[Stored records]
>> START
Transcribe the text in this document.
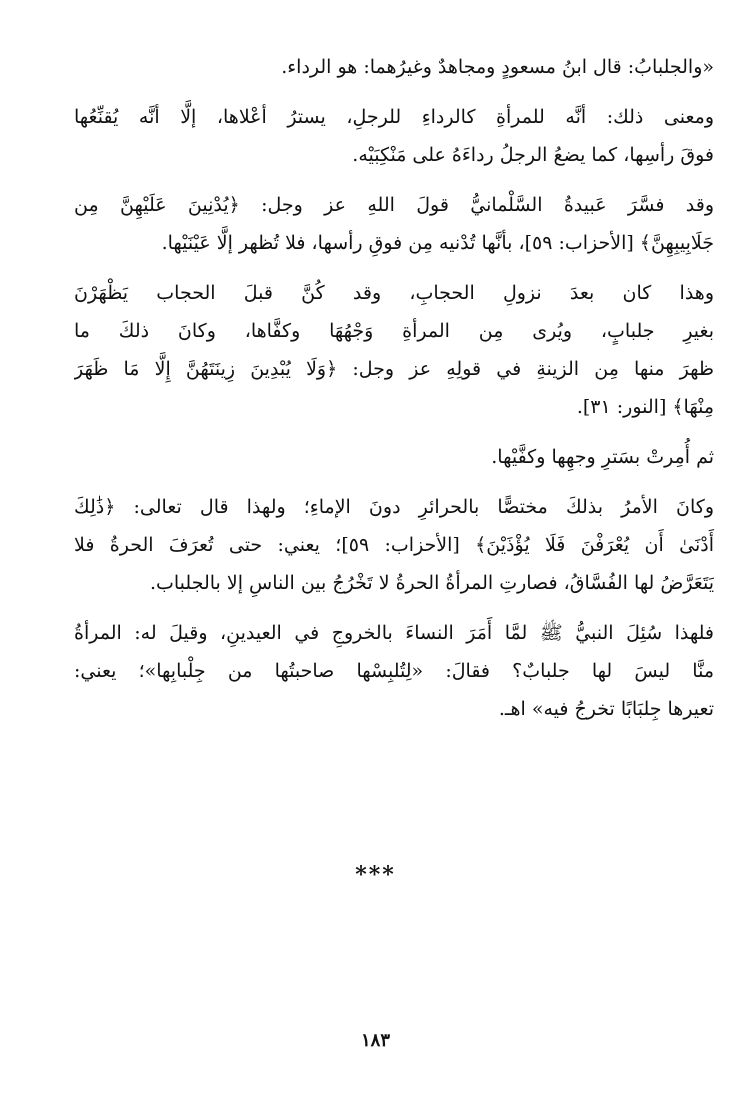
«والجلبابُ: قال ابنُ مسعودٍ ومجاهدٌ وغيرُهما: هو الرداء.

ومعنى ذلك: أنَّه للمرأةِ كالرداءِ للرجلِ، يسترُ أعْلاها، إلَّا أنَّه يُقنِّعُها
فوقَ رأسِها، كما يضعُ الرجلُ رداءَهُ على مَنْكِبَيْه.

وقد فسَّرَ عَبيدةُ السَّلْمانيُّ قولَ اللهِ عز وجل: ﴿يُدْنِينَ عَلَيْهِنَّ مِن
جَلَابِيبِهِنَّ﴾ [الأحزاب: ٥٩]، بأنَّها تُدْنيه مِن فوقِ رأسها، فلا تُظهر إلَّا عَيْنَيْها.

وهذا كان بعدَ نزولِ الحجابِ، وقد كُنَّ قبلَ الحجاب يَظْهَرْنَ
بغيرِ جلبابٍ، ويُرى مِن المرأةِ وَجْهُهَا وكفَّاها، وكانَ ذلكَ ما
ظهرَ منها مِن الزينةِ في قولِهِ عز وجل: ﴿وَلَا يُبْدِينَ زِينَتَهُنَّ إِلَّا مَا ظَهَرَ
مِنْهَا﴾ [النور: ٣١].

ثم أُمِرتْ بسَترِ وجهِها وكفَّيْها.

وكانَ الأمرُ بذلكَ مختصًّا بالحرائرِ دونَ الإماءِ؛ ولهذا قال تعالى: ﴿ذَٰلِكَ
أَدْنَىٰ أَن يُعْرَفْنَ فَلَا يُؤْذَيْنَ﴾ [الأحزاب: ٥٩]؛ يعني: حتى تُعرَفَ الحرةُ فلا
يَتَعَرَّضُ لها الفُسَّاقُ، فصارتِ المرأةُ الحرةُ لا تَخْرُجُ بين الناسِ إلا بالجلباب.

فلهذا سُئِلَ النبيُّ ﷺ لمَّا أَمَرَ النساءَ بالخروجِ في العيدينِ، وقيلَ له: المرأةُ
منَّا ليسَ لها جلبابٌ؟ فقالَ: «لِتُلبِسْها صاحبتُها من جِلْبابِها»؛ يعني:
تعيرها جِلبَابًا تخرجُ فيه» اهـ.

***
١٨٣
>> END
Please repeat the entries exactly. Do not include the pictures.

Transcribe the text in this document.
«والجلبابُ: قال ابنُ مسعودٍ ومجاهدٌ وغيرُهما: هو الرداء.

ومعنى ذلك: أنَّه للمرأةِ كالرداءِ للرجلِ، يسترُ أعْلاها، إلَّا أنَّه يُقنِّعُها
فوقَ رأسِها، كما يضعُ الرجلُ رداءَهُ على مَنْكِبَيْه.

وقد فسَّرَ عَبيدةُ السَّلْمانيُّ قولَ اللهِ عز وجل: ﴿يُدْنِينَ عَلَيْهِنَّ مِن
جَلَابِيبِهِنَّ﴾ [الأحزاب: ٥٩]، بأنَّها تُدْنيه مِن فوقِ رأسها، فلا تُظهر إلَّا عَيْنَيْها.

وهذا كان بعدَ نزولِ الحجابِ، وقد كُنَّ قبلَ الحجاب يَظْهَرْنَ
بغيرِ جلبابٍ، ويُرى مِن المرأةِ وَجْهُهَا وكفَّاها، وكانَ ذلكَ ما
ظهرَ منها مِن الزينةِ في قولِهِ عز وجل: ﴿وَلَا يُبْدِينَ زِينَتَهُنَّ إِلَّا مَا ظَهَرَ
مِنْهَا﴾ [النور: ٣١].

ثم أُمِرتْ بسَترِ وجهِها وكفَّيْها.

وكانَ الأمرُ بذلكَ مختصًّا بالحرائرِ دونَ الإماءِ؛ ولهذا قال تعالى: ﴿ذَٰلِكَ
أَدْنَىٰ أَن يُعْرَفْنَ فَلَا يُؤْذَيْنَ﴾ [الأحزاب: ٥٩]؛ يعني: حتى تُعرَفَ الحرةُ فلا
يَتَعَرَّضُ لها الفُسَّاقُ، فصارتِ المرأةُ الحرةُ لا تَخْرُجُ بين الناسِ إلا بالجلباب.

فلهذا سُئِلَ النبيُّ ﷺ لمَّا أَمَرَ النساءَ بالخروجِ في العيدينِ، وقيلَ له: المرأةُ
منَّا ليسَ لها جلبابٌ؟ فقالَ: «لِتُلبِسْها صاحبتُها من جِلْبابِها»؛ يعني:
تعيرها جِلبَابًا تخرجُ فيه» اهـ.

***
١٨٣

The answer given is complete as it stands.